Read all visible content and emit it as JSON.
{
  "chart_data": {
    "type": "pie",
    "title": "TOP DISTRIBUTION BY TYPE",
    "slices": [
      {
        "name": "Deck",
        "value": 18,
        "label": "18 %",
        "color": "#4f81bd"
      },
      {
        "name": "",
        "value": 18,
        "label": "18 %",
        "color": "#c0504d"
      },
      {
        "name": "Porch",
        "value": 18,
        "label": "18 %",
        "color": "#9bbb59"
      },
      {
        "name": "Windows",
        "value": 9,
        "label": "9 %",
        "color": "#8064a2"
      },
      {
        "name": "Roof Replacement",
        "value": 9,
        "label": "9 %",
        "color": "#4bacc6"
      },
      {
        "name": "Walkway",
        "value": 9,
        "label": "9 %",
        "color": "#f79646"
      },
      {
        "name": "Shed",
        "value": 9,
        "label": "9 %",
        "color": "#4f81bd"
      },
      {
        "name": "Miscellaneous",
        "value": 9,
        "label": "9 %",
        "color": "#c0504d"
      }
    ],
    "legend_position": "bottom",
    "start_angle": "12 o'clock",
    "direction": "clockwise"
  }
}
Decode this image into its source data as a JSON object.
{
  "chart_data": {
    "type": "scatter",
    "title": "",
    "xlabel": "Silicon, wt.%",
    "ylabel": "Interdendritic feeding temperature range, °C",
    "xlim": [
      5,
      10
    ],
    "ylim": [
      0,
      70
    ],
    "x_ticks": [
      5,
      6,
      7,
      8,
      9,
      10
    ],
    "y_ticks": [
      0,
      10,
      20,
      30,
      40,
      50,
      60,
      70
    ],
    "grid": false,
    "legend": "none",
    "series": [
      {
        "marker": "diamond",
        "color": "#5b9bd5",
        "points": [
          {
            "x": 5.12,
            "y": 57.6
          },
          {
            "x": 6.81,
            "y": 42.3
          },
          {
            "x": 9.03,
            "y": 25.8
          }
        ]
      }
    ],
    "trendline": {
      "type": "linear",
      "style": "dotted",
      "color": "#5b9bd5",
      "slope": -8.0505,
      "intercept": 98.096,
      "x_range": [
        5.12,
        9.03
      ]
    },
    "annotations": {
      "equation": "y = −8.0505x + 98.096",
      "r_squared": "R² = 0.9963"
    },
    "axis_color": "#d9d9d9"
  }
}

---

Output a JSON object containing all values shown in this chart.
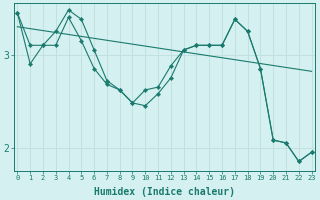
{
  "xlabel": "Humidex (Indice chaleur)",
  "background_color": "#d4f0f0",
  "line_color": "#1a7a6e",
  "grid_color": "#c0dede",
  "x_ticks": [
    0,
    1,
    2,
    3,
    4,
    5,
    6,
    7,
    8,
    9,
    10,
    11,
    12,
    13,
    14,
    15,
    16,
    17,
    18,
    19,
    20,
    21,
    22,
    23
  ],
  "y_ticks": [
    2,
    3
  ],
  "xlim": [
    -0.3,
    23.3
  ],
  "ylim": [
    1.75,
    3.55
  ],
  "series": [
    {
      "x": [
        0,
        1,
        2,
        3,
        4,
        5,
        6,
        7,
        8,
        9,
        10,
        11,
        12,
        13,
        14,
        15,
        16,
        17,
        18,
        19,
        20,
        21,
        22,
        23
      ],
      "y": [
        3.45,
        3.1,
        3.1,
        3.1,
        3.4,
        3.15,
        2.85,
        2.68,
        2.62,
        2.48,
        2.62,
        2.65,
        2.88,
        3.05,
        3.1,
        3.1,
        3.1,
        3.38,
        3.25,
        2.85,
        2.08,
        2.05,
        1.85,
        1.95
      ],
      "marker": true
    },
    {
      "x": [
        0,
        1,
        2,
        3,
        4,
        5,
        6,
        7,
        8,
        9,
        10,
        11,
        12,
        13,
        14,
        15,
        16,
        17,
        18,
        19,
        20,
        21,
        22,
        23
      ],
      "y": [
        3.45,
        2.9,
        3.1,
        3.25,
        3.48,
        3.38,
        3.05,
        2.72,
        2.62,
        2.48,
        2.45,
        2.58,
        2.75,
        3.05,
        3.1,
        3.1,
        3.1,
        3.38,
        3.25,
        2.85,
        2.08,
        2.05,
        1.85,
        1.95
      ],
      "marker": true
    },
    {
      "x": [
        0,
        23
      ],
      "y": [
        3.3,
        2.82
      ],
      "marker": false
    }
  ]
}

==

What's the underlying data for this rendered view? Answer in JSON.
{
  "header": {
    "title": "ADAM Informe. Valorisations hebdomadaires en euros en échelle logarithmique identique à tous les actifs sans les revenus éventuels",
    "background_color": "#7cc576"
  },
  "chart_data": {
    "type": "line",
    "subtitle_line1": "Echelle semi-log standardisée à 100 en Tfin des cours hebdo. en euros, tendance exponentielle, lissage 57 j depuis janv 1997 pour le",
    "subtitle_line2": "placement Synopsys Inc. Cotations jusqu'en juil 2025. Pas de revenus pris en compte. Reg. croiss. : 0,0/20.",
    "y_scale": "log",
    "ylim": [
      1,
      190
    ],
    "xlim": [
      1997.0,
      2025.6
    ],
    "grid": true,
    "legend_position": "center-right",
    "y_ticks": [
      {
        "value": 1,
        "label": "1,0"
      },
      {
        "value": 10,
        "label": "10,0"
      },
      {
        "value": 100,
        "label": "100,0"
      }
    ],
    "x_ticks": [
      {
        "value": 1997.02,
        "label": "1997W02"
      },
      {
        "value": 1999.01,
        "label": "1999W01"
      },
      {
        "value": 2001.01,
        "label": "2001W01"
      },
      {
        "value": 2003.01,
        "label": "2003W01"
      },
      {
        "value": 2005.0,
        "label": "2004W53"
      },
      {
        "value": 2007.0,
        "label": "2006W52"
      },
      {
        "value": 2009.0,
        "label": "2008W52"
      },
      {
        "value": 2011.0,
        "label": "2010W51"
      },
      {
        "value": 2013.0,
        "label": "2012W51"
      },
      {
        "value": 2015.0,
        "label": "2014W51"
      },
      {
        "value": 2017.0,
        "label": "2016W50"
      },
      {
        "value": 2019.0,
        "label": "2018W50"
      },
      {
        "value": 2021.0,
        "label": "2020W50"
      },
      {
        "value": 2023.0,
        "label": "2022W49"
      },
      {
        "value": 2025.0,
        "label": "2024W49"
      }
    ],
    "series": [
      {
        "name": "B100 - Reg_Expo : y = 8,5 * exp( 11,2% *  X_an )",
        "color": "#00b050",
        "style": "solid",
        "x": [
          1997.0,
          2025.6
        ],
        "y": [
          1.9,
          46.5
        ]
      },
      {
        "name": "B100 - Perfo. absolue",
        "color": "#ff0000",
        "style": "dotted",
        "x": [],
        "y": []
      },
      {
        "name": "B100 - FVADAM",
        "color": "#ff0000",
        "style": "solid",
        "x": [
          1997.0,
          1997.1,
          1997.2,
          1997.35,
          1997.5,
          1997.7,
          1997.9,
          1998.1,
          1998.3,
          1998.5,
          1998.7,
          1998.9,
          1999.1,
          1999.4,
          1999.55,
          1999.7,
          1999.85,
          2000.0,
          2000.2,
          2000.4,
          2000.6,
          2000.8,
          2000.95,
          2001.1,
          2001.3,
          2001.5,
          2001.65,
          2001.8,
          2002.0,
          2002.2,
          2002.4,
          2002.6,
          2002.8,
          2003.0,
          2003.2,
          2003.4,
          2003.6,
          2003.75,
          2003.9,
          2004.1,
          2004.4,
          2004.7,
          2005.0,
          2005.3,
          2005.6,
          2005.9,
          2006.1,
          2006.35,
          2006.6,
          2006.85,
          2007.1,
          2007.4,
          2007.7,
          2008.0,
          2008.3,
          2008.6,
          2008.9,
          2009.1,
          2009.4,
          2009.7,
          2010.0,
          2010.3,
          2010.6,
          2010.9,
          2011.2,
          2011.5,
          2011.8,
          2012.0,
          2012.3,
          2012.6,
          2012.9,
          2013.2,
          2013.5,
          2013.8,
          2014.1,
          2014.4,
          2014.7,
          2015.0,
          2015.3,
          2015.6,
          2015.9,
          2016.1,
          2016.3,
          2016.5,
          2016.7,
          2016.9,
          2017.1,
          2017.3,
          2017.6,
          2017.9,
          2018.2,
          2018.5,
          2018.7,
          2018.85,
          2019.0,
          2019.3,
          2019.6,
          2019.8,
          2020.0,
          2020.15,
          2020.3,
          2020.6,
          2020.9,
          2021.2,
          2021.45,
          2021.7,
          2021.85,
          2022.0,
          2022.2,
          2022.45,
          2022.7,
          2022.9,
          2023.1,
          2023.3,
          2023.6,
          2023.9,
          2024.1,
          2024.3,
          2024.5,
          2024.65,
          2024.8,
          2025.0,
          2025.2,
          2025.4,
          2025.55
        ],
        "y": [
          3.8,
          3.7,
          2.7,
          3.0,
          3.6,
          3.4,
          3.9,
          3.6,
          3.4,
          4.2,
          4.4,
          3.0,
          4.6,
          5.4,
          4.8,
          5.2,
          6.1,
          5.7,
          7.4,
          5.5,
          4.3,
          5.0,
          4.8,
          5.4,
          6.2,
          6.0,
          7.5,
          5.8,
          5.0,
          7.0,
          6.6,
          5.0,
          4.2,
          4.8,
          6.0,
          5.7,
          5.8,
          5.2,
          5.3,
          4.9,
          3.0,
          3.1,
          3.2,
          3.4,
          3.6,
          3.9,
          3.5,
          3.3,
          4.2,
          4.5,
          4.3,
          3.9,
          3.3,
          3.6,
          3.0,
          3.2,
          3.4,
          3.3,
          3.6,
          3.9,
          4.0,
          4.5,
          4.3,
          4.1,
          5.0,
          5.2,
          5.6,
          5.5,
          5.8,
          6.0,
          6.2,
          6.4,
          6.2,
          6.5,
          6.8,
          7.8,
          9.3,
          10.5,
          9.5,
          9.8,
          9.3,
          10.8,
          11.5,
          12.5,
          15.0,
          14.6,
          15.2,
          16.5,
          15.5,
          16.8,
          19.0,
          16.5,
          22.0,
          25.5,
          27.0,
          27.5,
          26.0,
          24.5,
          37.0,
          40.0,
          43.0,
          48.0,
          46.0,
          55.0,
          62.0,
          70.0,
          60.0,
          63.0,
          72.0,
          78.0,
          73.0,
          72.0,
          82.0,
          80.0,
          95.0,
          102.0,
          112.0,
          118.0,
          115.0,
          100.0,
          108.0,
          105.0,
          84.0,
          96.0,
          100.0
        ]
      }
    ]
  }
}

## DIRECTIVE:
How many of the lines above include the word "JSON"? Respond with the number alone.

## OUTPUT:
4